Task to complete
Update the rows from the start through the one containing "logo-text: GIMBE bbox=[570, 459, 625, 476]", inclusive, replacing "data-label" with "value-label" and changing nothing else. Return only those rows.

Supplied records
┄┄┄┄┄┄

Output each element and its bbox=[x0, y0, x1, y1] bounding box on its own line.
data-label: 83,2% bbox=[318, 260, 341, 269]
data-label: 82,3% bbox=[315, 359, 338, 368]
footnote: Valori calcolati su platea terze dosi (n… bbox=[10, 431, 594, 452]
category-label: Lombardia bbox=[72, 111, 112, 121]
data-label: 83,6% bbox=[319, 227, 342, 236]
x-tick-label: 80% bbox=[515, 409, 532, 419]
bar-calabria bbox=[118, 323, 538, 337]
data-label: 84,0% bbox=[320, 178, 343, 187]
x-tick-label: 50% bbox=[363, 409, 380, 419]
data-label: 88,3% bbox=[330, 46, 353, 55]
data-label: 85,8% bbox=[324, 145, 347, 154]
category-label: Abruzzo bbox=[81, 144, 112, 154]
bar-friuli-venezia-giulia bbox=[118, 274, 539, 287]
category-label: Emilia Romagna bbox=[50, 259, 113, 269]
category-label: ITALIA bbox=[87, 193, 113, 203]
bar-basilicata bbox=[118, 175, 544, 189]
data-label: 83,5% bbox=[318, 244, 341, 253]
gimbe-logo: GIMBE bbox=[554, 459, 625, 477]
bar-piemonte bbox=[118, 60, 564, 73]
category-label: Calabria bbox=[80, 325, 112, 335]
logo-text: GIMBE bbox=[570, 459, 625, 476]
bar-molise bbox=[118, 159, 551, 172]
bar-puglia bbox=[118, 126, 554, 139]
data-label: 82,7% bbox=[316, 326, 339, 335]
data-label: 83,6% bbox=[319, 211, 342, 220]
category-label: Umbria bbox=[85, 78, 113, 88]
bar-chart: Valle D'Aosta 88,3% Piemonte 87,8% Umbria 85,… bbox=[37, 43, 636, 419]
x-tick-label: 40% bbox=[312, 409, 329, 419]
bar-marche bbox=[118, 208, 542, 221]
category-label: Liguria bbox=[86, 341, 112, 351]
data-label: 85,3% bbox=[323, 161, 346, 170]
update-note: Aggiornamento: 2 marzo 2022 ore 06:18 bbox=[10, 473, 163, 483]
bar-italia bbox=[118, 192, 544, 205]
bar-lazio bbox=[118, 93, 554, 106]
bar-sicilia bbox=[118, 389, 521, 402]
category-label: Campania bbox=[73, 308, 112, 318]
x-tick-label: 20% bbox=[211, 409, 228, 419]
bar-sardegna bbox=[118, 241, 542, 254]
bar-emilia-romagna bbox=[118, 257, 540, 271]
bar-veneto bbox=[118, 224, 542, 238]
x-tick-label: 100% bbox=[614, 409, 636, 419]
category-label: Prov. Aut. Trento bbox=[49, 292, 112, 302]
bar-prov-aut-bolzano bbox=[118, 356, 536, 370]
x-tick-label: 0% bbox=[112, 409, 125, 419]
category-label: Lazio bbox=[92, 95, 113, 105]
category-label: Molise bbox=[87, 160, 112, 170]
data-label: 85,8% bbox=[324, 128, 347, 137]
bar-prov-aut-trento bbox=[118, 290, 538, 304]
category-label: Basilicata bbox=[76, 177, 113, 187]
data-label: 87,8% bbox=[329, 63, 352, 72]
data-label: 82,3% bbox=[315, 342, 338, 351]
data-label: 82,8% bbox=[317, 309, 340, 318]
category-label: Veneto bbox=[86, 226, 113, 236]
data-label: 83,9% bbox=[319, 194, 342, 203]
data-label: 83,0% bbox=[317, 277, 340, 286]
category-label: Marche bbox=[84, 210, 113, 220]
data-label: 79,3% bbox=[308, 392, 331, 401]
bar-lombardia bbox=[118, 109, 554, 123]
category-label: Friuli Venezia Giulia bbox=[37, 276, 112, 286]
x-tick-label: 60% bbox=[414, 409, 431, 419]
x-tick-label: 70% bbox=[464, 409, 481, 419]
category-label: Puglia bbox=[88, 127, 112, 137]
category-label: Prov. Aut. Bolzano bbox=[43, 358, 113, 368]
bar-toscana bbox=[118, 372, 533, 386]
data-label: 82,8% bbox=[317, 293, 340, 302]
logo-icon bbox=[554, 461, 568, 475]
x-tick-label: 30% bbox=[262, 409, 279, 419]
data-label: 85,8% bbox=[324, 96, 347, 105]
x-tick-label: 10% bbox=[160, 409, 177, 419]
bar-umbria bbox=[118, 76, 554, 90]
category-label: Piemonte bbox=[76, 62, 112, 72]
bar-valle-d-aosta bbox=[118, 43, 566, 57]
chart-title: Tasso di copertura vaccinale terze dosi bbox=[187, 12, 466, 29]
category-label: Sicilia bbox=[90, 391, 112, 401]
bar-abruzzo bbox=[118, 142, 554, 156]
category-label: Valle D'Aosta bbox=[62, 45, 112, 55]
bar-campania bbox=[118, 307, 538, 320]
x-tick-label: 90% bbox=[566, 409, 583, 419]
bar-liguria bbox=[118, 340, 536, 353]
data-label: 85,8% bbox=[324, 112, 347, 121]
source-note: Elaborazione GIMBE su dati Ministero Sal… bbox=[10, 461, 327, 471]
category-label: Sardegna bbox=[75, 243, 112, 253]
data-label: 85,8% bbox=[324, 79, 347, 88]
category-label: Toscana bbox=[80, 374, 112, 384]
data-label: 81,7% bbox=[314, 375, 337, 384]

┄┄┄┄┄┄

The response
Output each element and its bbox=[x0, y0, x1, y1] bounding box on its own line.
value-label: 83,2% bbox=[318, 260, 341, 269]
value-label: 82,3% bbox=[315, 359, 338, 368]
footnote: Valori calcolati su platea terze dosi (n… bbox=[10, 431, 594, 452]
category-label: Lombardia bbox=[72, 111, 112, 121]
value-label: 83,6% bbox=[319, 227, 342, 236]
x-tick-label: 80% bbox=[515, 409, 532, 419]
bar-calabria bbox=[118, 323, 538, 337]
value-label: 84,0% bbox=[320, 178, 343, 187]
x-tick-label: 50% bbox=[363, 409, 380, 419]
value-label: 88,3% bbox=[330, 46, 353, 55]
value-label: 85,8% bbox=[324, 145, 347, 154]
category-label: Abruzzo bbox=[81, 144, 112, 154]
bar-friuli-venezia-giulia bbox=[118, 274, 539, 287]
category-label: Emilia Romagna bbox=[50, 259, 113, 269]
category-label: ITALIA bbox=[87, 193, 113, 203]
bar-basilicata bbox=[118, 175, 544, 189]
value-label: 83,5% bbox=[318, 244, 341, 253]
gimbe-logo: GIMBE bbox=[554, 459, 625, 477]
bar-piemonte bbox=[118, 60, 564, 73]
category-label: Calabria bbox=[80, 325, 112, 335]
logo-text: GIMBE bbox=[570, 459, 625, 476]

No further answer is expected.